### Written instruction
Copy out every line of the listing below without changing anything.
--- START ---
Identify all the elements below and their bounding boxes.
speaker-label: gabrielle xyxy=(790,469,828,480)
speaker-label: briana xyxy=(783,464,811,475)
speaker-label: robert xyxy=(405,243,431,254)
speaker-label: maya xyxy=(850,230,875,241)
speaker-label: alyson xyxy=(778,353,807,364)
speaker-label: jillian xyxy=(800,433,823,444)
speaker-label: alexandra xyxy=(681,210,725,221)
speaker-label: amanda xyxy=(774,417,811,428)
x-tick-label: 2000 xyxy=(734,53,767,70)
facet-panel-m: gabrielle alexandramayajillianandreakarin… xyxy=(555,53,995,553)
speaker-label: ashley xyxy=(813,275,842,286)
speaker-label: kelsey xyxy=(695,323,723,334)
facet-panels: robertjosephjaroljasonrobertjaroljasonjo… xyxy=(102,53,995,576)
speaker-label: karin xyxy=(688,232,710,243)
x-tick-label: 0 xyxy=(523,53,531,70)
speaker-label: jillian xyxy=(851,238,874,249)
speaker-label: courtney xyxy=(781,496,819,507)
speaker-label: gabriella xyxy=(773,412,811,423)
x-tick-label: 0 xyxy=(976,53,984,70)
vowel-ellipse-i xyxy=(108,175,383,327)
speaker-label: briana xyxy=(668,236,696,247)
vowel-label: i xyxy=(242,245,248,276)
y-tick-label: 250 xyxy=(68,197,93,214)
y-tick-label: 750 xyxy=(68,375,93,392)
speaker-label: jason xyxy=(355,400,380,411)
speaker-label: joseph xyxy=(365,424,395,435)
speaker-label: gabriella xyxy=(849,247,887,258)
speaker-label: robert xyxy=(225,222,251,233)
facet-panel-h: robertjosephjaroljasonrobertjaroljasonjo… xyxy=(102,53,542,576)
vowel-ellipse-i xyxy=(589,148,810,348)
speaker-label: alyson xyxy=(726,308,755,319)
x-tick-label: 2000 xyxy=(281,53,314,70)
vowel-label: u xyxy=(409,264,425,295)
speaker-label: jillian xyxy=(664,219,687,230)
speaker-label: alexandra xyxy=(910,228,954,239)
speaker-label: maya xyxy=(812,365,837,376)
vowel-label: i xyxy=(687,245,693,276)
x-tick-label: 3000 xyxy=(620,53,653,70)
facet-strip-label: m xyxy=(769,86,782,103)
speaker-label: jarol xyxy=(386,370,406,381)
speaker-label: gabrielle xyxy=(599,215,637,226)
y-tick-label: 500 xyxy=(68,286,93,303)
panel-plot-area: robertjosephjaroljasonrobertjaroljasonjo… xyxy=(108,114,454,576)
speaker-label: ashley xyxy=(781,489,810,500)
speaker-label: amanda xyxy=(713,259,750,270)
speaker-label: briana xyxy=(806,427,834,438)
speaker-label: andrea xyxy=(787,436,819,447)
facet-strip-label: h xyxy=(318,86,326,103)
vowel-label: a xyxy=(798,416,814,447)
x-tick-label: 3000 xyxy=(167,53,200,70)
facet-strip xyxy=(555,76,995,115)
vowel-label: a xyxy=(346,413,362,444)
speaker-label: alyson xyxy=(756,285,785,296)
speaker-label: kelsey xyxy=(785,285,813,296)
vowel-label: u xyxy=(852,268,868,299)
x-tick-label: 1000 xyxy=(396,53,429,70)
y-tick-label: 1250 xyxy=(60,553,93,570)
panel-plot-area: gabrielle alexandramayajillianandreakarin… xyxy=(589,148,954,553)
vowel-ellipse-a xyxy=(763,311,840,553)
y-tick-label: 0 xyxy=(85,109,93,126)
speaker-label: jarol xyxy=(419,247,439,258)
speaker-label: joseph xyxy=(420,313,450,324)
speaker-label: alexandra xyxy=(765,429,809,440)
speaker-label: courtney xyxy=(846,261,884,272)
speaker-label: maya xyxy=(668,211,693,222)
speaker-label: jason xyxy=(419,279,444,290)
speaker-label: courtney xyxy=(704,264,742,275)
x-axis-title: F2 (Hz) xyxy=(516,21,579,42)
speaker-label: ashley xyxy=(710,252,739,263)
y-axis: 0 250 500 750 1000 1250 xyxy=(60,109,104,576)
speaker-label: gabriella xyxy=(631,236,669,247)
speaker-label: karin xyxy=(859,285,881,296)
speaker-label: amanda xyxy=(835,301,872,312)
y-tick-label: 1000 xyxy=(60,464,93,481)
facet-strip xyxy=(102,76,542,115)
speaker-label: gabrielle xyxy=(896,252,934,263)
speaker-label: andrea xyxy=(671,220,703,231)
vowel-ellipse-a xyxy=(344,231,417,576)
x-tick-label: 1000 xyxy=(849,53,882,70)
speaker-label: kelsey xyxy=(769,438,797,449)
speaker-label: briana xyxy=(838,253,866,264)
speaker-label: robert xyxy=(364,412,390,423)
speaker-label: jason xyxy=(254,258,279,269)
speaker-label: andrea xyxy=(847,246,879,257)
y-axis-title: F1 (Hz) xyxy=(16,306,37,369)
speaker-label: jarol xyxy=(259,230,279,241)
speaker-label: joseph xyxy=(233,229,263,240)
--- END ---
### Result of the task
Identify all the elements below and their bounding boxes.
speaker-label: gabrielle xyxy=(790,469,828,480)
speaker-label: briana xyxy=(783,464,811,475)
speaker-label: robert xyxy=(405,243,431,254)
speaker-label: maya xyxy=(850,230,875,241)
speaker-label: alyson xyxy=(778,353,807,364)
speaker-label: jillian xyxy=(800,433,823,444)
speaker-label: alexandra xyxy=(681,210,725,221)
speaker-label: amanda xyxy=(774,417,811,428)
x-tick-label: 2000 xyxy=(734,53,767,70)
facet-panel-m: gabrielle alexandramayajillianandreakarin… xyxy=(555,53,995,553)
speaker-label: ashley xyxy=(813,275,842,286)
speaker-label: kelsey xyxy=(695,323,723,334)
facet-panels: robertjosephjaroljasonrobertjaroljasonjo… xyxy=(102,53,995,576)
speaker-label: karin xyxy=(688,232,710,243)
x-tick-label: 0 xyxy=(523,53,531,70)
speaker-label: jillian xyxy=(851,238,874,249)
speaker-label: courtney xyxy=(781,496,819,507)
speaker-label: gabriella xyxy=(773,412,811,423)
x-tick-label: 0 xyxy=(976,53,984,70)
vowel-ellipse-i xyxy=(108,175,383,327)
speaker-label: briana xyxy=(668,236,696,247)
vowel-label: i xyxy=(242,245,248,276)
y-tick-label: 250 xyxy=(68,197,93,214)
y-tick-label: 750 xyxy=(68,375,93,392)
speaker-label: jason xyxy=(355,400,380,411)
speaker-label: joseph xyxy=(365,424,395,435)
speaker-label: gabriella xyxy=(849,247,887,258)
speaker-label: robert xyxy=(225,222,251,233)
facet-panel-h: robertjosephjaroljasonrobertjaroljasonjo… xyxy=(102,53,542,576)
vowel-ellipse-i xyxy=(589,148,810,348)
speaker-label: alyson xyxy=(726,308,755,319)
x-tick-label: 2000 xyxy=(281,53,314,70)
vowel-label: u xyxy=(409,264,425,295)
speaker-label: jillian xyxy=(664,219,687,230)
speaker-label: alexandra xyxy=(910,228,954,239)
speaker-label: maya xyxy=(812,365,837,376)
vowel-label: i xyxy=(687,245,693,276)
x-tick-label: 3000 xyxy=(620,53,653,70)
facet-strip-label: m xyxy=(769,86,782,103)
speaker-label: jarol xyxy=(386,370,406,381)
speaker-label: gabrielle xyxy=(599,215,637,226)
y-tick-label: 500 xyxy=(68,286,93,303)
panel-plot-area: robertjosephjaroljasonrobertjaroljasonjo… xyxy=(108,114,454,576)
speaker-label: ashley xyxy=(781,489,810,500)
speaker-label: amanda xyxy=(713,259,750,270)
speaker-label: briana xyxy=(806,427,834,438)
speaker-label: andrea xyxy=(787,436,819,447)
facet-strip-label: h xyxy=(318,86,326,103)
vowel-label: a xyxy=(798,416,814,447)
x-tick-label: 3000 xyxy=(167,53,200,70)
facet-strip xyxy=(555,76,995,115)
vowel-label: a xyxy=(346,413,362,444)
speaker-label: alyson xyxy=(756,285,785,296)
speaker-label: kelsey xyxy=(785,285,813,296)
vowel-label: u xyxy=(852,268,868,299)
x-tick-label: 1000 xyxy=(396,53,429,70)
y-tick-label: 1250 xyxy=(60,553,93,570)
panel-plot-area: gabrielle alexandramayajillianandreakarin… xyxy=(589,148,954,553)
vowel-ellipse-a xyxy=(763,311,840,553)
y-tick-label: 0 xyxy=(85,109,93,126)
speaker-label: jarol xyxy=(419,247,439,258)
speaker-label: joseph xyxy=(420,313,450,324)
speaker-label: alexandra xyxy=(765,429,809,440)
speaker-label: courtney xyxy=(846,261,884,272)
speaker-label: maya xyxy=(668,211,693,222)
speaker-label: jason xyxy=(419,279,444,290)
speaker-label: courtney xyxy=(704,264,742,275)
x-axis-title: F2 (Hz) xyxy=(516,21,579,42)
speaker-label: ashley xyxy=(710,252,739,263)
y-axis: 0 250 500 750 1000 1250 xyxy=(60,109,104,576)
speaker-label: gabriella xyxy=(631,236,669,247)
speaker-label: karin xyxy=(859,285,881,296)
speaker-label: amanda xyxy=(835,301,872,312)
y-tick-label: 1000 xyxy=(60,464,93,481)
facet-strip xyxy=(102,76,542,115)
speaker-label: gabrielle xyxy=(896,252,934,263)
speaker-label: andrea xyxy=(671,220,703,231)
vowel-ellipse-a xyxy=(344,231,417,576)
x-tick-label: 1000 xyxy=(849,53,882,70)
speaker-label: kelsey xyxy=(769,438,797,449)
speaker-label: briana xyxy=(838,253,866,264)
speaker-label: robert xyxy=(364,412,390,423)
speaker-label: jason xyxy=(254,258,279,269)
speaker-label: andrea xyxy=(847,246,879,257)
y-axis-title: F1 (Hz) xyxy=(16,306,37,369)
speaker-label: jarol xyxy=(259,230,279,241)
speaker-label: joseph xyxy=(233,229,263,240)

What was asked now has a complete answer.